▸ TASK: Write out the stretch of the estate planning text from "Setting up a" through "probate process entirely.", swapping "trustee" for "manager".

▸ SOURCE EXCERPT:

2. Joint Property Ownership

I always advise people, that regardless of the size of your estate, proper estate planning REQUIRES that you review how your assets are titled. If your assets are held jointly you can avoid probate. Holding your property with one more people as “Joint Tenants” means that upon the death of a joint tenant, the surviving tenant takes the deceased tenant’s portion of the property.

3. Death Beneficiaries

Any financial asset that has a beneficiary designations allows you to name a beneficiary to inherit outside of probate. Here are some of the most common financial assets that allow you to do this:

  • Payable on Death (POD) Accounts
  • Retirement Accounts
  • Transfer on Death Registrations

4. Revocable Living Trusts

Setting up a revocable living trust is done by you (the grantor) transferring property to yourself or someone else to manage in trust (the trustee). The trustee (you or the person you named) holds your property for your benefit during your lifetime and for the benefit of others upon your death (the Beneficiaries). With a revocable living trust, the trustee actually owns the property, allowing the trustee to manage your entire estate during any incapacity that you may encounter during your lifetime, and will manage your property for your named beneficiaries after your death, under the terms and conditions of the trust.

By giving ownership of the property to the trustee, the property is no longer a part of your estate and can avoid the probate process entirely.

▸ SUPPLIED DATA:

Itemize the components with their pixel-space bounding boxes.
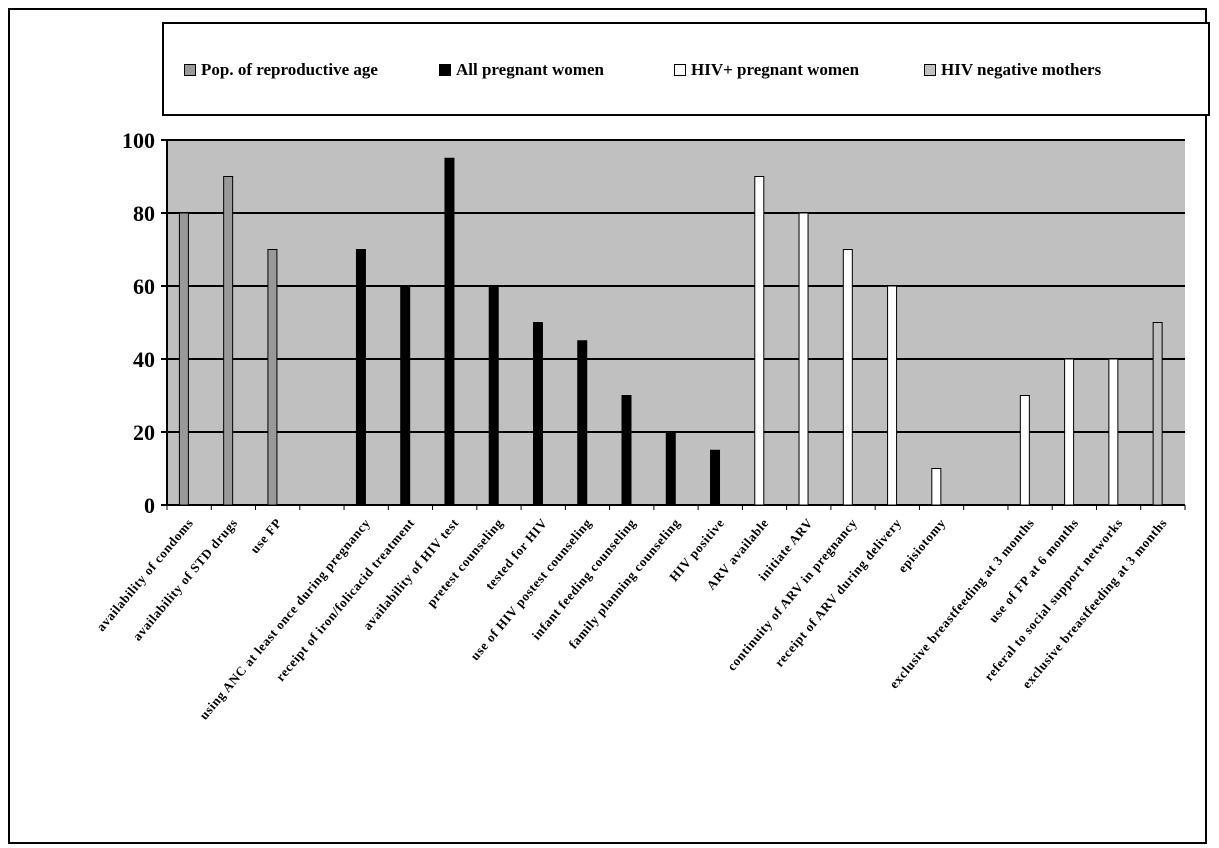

▸ ANSWER TO THE PROBLEM:
Setting up a revocable living trust is done by you (the grantor) transferring property to yourself or someone else to manage in trust (the manager). The manager (you or the person you named) holds your property for your benefit during your lifetime and for the benefit of others upon your death (the Beneficiaries). With a revocable living trust, the manager actually owns the property, allowing the manager to manage your entire estate during any incapacity that you may encounter during your lifetime, and will manage your property for your named beneficiaries after your death, under the terms and conditions of the trust.

By giving ownership of the property to the manager, the property is no longer a part of your estate and can avoid the probate process entirely.